# [Given task]
Find the string "people" and gather every line that holds it.
---
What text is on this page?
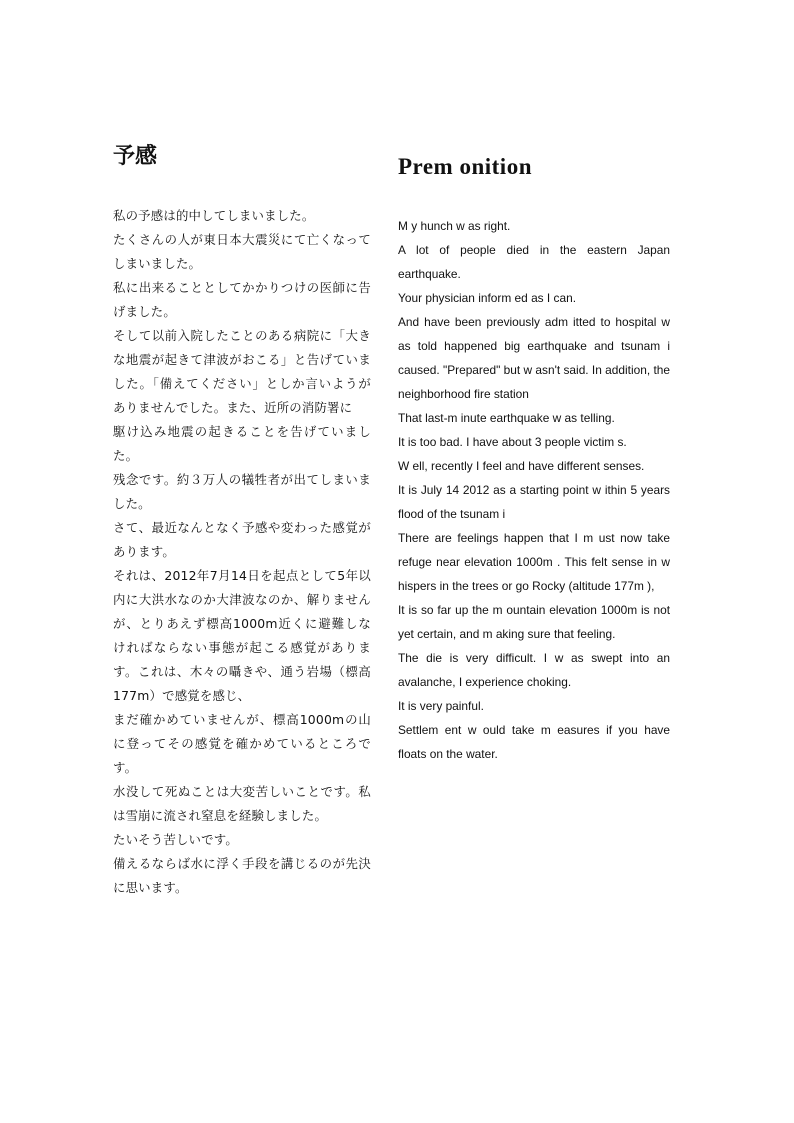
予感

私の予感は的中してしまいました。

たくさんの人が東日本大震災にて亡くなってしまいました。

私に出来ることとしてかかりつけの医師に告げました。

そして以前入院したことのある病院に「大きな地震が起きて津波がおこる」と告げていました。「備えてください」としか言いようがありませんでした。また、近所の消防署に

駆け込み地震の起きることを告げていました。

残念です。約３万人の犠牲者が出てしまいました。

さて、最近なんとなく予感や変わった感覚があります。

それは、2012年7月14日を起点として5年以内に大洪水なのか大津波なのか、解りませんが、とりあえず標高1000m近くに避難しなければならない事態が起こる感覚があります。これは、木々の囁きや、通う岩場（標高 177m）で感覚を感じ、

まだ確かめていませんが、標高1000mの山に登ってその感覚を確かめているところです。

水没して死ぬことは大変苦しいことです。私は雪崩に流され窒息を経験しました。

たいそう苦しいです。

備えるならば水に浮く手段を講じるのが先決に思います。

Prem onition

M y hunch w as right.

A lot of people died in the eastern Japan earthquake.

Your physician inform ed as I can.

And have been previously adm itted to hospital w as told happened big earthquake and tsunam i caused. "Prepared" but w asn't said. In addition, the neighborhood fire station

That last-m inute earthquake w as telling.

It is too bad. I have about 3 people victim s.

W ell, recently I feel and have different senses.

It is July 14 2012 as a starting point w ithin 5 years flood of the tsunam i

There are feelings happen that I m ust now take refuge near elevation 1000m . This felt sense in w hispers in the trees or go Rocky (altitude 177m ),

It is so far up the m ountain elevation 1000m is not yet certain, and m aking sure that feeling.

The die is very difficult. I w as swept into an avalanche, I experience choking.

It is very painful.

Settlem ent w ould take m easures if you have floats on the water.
---
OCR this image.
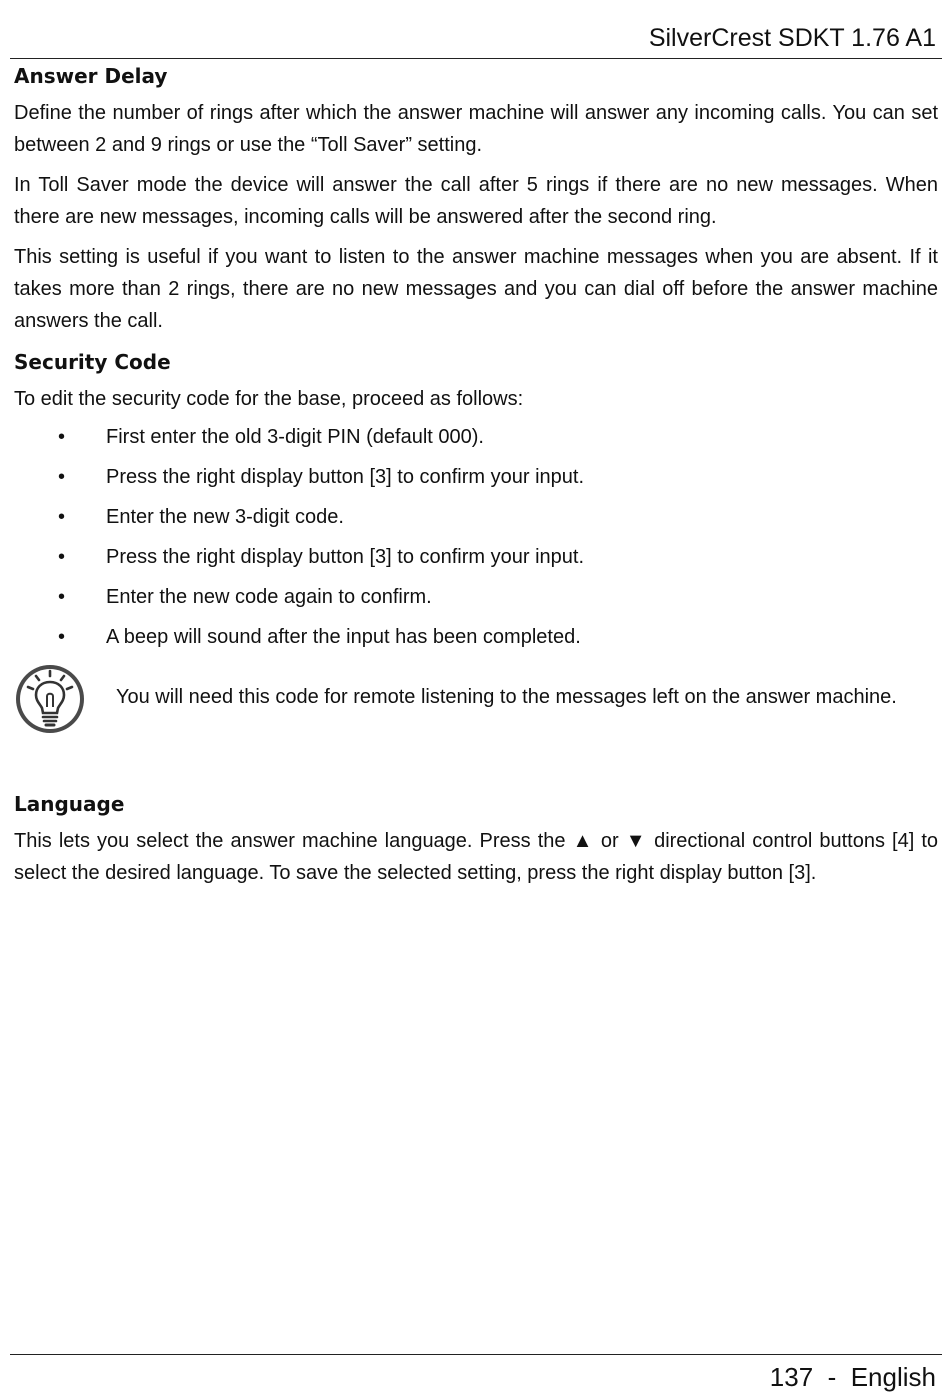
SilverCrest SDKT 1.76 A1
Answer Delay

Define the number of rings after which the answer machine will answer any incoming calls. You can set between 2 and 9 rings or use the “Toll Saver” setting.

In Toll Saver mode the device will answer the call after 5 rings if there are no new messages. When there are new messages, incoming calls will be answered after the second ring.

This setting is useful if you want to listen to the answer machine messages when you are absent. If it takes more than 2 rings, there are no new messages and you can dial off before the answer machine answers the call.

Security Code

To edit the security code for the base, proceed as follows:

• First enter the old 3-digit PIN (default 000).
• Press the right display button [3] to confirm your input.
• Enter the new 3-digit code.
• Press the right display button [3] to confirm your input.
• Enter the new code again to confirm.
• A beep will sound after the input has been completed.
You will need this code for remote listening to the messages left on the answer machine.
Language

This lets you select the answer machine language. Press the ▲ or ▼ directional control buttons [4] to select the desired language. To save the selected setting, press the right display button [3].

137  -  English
---
# [Complete output]
A lot of people died in the eastern Japan earthquake.
It is too bad. I have about 3 people victim s.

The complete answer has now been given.